§ Task prompt
Please set down, character for character, the lines from the one holding "tab-create-account[interactable]: Create an" through the one holding "Extract all elements", inclusive of both.

§ Listed records
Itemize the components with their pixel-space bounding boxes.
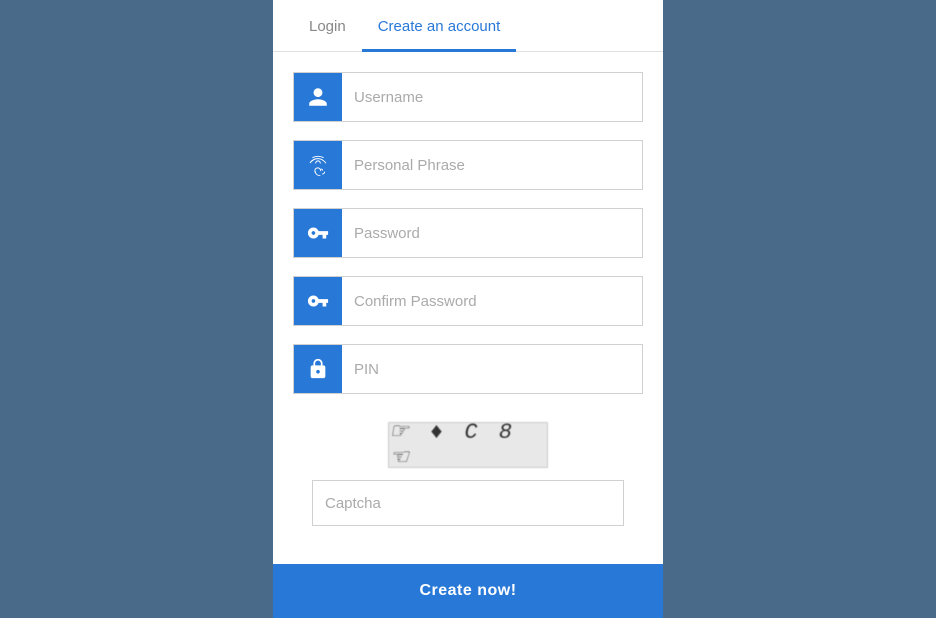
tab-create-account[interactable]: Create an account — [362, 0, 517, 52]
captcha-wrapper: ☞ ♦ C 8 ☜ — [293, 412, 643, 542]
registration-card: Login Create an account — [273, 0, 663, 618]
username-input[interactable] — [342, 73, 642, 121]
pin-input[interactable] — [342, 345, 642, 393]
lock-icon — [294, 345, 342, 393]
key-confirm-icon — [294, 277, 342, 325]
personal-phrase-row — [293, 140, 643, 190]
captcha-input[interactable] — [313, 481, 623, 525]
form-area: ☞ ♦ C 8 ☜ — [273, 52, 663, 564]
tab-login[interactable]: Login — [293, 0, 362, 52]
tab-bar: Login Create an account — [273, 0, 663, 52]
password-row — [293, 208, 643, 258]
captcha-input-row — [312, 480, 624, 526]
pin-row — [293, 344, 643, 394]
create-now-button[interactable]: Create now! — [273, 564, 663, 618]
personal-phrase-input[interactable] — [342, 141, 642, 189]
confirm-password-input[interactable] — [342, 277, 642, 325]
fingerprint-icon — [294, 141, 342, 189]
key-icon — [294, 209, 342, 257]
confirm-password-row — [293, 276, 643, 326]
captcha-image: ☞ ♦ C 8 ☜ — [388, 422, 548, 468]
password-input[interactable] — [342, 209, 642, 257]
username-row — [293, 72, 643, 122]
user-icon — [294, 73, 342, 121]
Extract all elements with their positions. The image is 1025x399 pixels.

==

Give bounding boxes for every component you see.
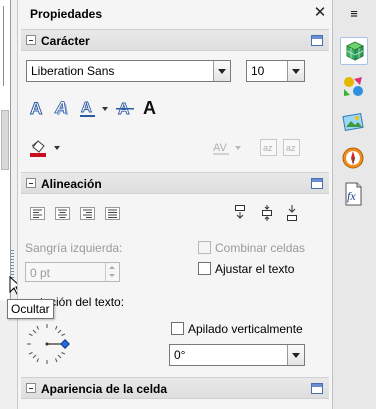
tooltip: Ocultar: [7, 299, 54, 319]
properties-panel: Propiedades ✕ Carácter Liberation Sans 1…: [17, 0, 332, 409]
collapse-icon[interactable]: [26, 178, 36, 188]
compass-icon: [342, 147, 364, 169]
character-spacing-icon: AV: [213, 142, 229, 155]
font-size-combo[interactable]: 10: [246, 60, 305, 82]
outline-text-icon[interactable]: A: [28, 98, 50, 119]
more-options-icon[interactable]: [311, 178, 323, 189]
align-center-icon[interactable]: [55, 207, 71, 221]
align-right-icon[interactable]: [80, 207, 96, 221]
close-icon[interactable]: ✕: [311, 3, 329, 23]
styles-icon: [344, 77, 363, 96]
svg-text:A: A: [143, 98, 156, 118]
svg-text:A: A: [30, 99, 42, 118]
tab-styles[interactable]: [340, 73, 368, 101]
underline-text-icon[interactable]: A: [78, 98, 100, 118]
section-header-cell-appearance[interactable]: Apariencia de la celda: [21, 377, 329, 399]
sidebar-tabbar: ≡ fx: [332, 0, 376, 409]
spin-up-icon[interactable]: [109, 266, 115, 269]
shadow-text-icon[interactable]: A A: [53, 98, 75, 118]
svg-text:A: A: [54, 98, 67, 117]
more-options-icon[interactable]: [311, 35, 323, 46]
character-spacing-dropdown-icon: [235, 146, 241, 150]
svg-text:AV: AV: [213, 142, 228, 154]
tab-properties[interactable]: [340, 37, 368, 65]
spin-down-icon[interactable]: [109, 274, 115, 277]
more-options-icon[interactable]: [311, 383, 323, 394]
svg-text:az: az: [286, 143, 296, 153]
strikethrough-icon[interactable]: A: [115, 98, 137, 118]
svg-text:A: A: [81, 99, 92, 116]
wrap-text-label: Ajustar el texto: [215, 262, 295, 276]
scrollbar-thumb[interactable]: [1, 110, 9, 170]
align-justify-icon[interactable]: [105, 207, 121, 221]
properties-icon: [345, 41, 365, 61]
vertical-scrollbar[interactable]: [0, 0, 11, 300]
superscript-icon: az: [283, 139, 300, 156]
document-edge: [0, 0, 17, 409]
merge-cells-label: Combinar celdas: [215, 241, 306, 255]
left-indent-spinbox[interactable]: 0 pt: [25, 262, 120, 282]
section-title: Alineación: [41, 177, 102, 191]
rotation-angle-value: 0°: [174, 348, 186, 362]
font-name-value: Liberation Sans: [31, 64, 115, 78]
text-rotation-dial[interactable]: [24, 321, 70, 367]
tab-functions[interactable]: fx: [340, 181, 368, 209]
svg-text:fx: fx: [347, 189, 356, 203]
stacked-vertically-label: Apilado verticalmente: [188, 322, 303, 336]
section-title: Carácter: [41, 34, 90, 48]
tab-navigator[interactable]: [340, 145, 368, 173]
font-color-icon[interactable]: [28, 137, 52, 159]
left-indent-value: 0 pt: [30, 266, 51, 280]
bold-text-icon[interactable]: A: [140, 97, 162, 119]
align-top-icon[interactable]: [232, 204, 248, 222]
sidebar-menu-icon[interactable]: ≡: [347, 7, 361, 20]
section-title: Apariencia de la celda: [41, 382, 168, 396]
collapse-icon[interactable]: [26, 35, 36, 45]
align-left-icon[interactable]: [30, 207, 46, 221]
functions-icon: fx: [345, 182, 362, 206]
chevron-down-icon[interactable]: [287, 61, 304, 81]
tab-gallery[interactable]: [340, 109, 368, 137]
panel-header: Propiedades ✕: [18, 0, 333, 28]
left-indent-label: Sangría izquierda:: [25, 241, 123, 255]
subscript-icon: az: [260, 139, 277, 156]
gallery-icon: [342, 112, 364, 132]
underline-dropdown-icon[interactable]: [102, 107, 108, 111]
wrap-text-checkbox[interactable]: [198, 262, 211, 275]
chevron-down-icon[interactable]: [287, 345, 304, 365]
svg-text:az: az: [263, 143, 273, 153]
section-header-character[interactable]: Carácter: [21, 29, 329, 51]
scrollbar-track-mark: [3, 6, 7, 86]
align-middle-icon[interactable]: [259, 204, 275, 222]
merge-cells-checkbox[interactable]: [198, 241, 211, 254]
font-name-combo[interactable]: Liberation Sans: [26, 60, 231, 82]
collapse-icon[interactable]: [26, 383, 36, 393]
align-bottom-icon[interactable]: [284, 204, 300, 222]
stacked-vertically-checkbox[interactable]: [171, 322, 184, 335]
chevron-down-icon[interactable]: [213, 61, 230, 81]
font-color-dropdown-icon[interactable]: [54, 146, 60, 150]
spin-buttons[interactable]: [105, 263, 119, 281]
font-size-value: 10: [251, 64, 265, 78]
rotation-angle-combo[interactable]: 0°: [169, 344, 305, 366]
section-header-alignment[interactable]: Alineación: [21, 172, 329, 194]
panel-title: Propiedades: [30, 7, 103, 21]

§ Written reply
tab-create-account[interactable]: Create an account — [362, 0, 517, 52]
captcha-wrapper: ☞ ♦ C 8 ☜ — [293, 412, 643, 542]
registration-card: Login Create an account — [273, 0, 663, 618]
username-input[interactable] — [342, 73, 642, 121]
pin-input[interactable] — [342, 345, 642, 393]
lock-icon — [294, 345, 342, 393]
key-confirm-icon — [294, 277, 342, 325]
personal-phrase-row — [293, 140, 643, 190]
captcha-input[interactable] — [313, 481, 623, 525]
form-area: ☞ ♦ C 8 ☜ — [273, 52, 663, 564]
tab-login[interactable]: Login — [293, 0, 362, 52]
tab-bar: Login Create an account — [273, 0, 663, 52]
password-row — [293, 208, 643, 258]
captcha-input-row — [312, 480, 624, 526]
pin-row — [293, 344, 643, 394]
create-now-button[interactable]: Create now! — [273, 564, 663, 618]
personal-phrase-input[interactable] — [342, 141, 642, 189]
confirm-password-input[interactable] — [342, 277, 642, 325]
fingerprint-icon — [294, 141, 342, 189]
key-icon — [294, 209, 342, 257]
confirm-password-row — [293, 276, 643, 326]
captcha-image: ☞ ♦ C 8 ☜ — [388, 422, 548, 468]
password-input[interactable] — [342, 209, 642, 257]
username-row — [293, 72, 643, 122]
user-icon — [294, 73, 342, 121]
Extract all elements with their positions. The image is 1025x399 pixels.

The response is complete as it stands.